_GIVEN PROBLEM:_ Reproduce the rows starting at the line containing "What elements are" and ending at the line containing "day-details: Sunrise: 5:46", replacing "day-number" with "date-number" and keeping everything else the same. Omit the picture from your answer.

_THE RECORDS:_

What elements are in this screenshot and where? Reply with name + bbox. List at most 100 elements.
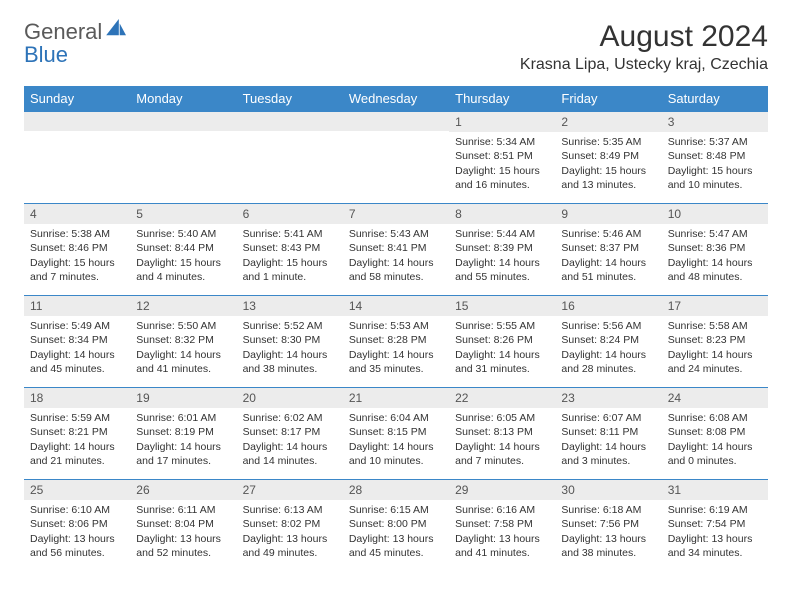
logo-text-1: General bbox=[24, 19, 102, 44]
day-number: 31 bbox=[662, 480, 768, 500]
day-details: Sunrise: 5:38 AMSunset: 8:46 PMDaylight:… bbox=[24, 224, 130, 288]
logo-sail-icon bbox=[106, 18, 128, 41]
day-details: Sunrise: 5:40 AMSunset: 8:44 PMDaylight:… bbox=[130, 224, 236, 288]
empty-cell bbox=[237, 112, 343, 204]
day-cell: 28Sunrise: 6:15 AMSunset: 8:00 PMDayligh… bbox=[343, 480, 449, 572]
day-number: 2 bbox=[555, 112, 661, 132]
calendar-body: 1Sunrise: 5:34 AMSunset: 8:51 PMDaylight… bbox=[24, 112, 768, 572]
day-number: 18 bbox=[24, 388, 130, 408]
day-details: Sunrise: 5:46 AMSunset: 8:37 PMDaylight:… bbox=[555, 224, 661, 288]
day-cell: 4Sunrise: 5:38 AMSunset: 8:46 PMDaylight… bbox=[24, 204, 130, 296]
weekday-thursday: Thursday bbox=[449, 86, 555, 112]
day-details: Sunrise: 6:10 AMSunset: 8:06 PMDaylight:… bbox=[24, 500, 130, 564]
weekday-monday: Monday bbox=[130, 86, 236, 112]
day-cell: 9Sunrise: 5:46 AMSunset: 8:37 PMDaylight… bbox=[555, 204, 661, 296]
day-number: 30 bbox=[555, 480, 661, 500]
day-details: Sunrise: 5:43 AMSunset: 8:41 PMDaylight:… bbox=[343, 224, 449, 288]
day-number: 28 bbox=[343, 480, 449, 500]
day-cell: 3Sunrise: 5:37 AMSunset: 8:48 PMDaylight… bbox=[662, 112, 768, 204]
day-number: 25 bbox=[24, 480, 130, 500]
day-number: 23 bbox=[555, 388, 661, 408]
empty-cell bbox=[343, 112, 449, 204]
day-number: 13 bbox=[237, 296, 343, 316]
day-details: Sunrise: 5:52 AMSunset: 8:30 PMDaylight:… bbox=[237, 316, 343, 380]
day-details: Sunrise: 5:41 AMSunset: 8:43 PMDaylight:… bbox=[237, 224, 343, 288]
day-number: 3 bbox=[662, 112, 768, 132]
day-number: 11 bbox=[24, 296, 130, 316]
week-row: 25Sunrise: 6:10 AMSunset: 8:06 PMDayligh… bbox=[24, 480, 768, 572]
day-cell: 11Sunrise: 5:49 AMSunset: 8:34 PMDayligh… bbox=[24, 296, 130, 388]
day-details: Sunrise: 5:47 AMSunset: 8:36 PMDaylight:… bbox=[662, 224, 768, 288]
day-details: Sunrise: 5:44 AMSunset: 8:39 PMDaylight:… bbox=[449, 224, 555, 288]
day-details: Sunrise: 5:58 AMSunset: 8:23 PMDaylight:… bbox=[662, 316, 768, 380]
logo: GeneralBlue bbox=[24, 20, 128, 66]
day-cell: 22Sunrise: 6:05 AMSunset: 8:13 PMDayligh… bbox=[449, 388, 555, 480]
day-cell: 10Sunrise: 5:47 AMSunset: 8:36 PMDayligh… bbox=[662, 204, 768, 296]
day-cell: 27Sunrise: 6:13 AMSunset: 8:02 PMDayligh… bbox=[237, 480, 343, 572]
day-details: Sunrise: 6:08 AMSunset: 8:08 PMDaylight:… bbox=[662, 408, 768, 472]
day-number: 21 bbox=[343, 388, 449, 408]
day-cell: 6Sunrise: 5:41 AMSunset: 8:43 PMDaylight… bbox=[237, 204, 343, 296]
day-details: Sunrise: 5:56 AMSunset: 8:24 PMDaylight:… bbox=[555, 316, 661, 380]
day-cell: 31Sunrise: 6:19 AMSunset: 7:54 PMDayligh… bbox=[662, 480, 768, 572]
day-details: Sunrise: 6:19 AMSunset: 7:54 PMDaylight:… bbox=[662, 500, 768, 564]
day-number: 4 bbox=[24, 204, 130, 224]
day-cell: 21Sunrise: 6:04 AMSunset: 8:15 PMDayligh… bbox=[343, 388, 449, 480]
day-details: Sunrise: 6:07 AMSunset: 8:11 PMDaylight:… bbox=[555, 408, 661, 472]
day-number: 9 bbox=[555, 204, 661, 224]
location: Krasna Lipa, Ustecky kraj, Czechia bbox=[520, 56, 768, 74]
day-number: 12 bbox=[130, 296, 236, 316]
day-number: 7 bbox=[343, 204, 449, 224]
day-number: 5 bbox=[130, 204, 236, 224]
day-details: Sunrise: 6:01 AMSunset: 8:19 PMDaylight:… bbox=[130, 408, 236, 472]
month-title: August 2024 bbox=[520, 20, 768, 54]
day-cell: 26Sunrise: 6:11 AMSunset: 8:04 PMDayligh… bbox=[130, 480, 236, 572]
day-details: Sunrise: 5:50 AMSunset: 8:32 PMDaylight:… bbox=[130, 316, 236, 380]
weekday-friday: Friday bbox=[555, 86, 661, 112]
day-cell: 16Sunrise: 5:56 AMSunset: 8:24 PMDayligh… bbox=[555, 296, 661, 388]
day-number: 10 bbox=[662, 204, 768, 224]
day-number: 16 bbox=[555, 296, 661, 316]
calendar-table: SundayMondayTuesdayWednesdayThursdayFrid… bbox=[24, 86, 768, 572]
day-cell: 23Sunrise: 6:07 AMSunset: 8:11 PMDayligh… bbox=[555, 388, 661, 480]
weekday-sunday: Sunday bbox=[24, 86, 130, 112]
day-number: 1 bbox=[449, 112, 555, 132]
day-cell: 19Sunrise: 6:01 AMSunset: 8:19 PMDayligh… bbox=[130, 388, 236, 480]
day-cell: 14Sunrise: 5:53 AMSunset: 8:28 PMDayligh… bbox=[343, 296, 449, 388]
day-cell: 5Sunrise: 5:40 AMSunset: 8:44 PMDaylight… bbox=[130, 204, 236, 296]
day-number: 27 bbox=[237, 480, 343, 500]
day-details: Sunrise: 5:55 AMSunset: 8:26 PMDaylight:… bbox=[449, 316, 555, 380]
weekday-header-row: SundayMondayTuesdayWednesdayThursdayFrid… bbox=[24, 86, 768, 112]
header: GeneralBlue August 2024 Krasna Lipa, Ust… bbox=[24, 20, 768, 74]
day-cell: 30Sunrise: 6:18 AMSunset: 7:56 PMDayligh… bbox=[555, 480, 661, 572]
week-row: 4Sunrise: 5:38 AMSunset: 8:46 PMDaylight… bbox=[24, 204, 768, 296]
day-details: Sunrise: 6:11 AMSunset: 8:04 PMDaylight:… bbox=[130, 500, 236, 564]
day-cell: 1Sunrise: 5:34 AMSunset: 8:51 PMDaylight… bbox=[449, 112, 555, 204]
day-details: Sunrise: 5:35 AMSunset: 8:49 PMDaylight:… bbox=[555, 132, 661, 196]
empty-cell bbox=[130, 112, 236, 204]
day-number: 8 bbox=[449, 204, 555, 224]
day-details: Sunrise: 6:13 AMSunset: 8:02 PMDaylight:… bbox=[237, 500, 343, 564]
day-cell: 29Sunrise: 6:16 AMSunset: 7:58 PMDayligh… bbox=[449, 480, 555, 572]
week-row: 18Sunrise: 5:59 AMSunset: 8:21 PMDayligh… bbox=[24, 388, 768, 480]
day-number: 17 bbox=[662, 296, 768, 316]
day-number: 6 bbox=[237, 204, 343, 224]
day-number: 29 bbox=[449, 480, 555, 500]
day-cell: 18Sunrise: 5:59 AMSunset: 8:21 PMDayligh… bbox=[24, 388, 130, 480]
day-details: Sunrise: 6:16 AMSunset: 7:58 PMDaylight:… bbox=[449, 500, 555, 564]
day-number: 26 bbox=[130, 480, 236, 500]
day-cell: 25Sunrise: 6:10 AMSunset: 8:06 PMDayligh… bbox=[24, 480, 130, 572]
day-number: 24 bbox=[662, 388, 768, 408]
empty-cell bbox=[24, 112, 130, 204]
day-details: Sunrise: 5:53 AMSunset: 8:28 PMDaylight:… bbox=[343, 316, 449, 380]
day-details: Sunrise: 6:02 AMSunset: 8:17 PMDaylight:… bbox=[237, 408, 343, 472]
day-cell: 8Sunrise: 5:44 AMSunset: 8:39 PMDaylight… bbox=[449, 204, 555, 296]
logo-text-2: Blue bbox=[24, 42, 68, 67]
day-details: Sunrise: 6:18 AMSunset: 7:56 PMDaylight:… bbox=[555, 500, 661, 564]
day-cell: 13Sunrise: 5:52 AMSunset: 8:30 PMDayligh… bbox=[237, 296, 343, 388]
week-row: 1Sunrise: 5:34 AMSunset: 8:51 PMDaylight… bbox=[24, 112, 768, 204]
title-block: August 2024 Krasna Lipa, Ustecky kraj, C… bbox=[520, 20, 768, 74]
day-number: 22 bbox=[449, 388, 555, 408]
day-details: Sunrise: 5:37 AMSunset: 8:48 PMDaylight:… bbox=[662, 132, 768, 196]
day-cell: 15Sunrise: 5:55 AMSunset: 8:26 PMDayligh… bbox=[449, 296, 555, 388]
--
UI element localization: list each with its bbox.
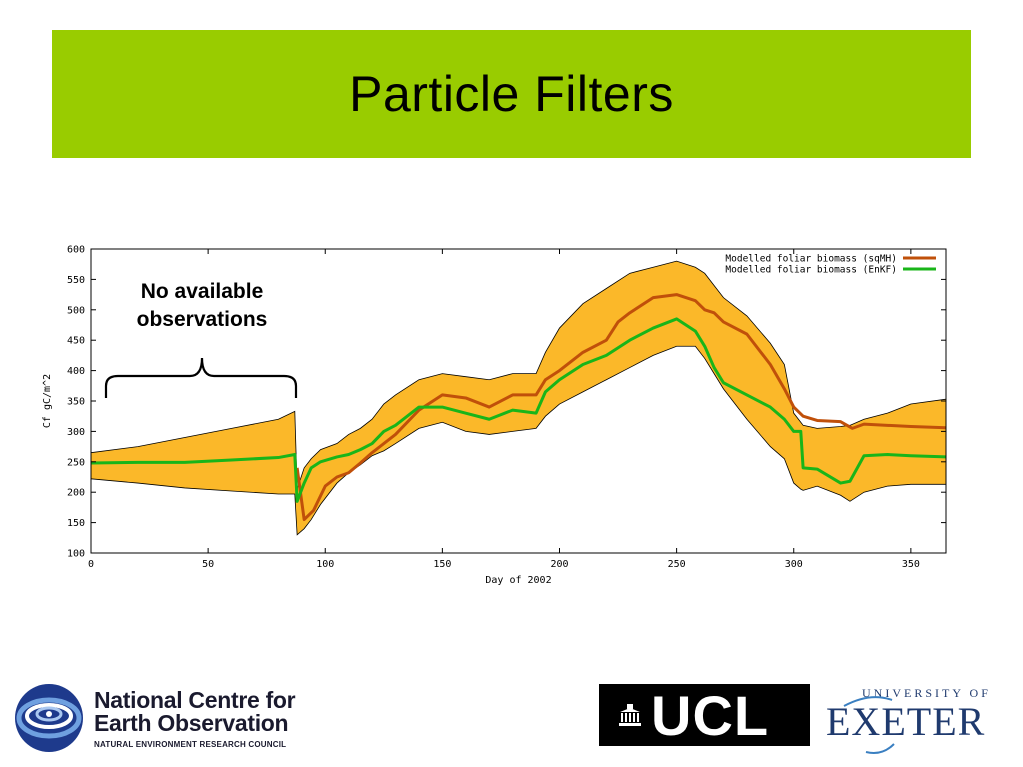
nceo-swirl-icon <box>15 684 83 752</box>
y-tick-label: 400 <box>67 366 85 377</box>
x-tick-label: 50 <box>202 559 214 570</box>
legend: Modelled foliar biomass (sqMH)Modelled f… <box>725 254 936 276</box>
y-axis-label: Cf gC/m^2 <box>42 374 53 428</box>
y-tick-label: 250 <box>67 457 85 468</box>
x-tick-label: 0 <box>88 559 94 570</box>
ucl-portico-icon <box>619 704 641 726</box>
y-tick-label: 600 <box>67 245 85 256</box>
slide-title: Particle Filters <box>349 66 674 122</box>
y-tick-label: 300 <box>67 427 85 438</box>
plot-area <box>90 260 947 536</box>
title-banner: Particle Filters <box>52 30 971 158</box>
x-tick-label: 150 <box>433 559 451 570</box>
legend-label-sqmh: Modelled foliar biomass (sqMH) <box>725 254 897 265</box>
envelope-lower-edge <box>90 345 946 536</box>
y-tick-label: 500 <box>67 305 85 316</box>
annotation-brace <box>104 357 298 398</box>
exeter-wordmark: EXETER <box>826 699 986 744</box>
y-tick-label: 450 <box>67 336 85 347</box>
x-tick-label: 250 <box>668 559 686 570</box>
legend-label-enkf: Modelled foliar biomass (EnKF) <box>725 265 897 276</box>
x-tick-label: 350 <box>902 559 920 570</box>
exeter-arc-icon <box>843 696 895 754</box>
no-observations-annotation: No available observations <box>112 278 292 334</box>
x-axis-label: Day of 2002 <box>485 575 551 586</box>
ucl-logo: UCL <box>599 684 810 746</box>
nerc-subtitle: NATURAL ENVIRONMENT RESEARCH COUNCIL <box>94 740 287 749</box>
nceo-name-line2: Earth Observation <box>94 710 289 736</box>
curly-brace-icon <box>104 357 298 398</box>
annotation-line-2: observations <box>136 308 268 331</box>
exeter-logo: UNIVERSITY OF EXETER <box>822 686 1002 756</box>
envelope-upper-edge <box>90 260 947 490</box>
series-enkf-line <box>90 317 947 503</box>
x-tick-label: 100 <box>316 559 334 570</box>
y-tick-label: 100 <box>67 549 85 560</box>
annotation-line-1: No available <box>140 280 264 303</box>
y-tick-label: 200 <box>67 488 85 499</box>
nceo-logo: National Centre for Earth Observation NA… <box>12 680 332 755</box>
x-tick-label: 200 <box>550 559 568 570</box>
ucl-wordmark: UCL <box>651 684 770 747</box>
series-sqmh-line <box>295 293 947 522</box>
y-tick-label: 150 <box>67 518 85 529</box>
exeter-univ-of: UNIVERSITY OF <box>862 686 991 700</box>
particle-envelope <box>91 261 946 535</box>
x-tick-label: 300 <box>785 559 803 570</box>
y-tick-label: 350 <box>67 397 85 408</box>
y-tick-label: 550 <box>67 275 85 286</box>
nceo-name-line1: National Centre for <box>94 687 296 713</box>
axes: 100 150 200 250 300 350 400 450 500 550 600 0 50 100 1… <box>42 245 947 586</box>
...
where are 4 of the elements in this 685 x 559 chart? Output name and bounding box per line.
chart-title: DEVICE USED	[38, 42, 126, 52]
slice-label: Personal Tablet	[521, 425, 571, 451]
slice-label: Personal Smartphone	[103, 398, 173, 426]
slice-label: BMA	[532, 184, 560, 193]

_IN RESPONSE:_
What elements are in this screenshot and where? Reply with name + bbox. List at most 100 elements.
logo-text-1: General bbox=[24, 19, 102, 44]
date-number: 31 bbox=[662, 480, 768, 500]
day-details: Sunrise: 5:38 AMSunset: 8:46 PMDaylight:… bbox=[24, 224, 130, 288]
logo-sail-icon bbox=[106, 18, 128, 41]
day-details: Sunrise: 5:40 AMSunset: 8:44 PMDaylight:… bbox=[130, 224, 236, 288]
empty-cell bbox=[237, 112, 343, 204]
day-cell: 28Sunrise: 6:15 AMSunset: 8:00 PMDayligh… bbox=[343, 480, 449, 572]
date-number: 2 bbox=[555, 112, 661, 132]
calendar-body: 1Sunrise: 5:34 AMSunset: 8:51 PMDaylight… bbox=[24, 112, 768, 572]
date-number: 18 bbox=[24, 388, 130, 408]
day-details: Sunrise: 5:46 AMSunset: 8:37 PMDaylight:… bbox=[555, 224, 661, 288]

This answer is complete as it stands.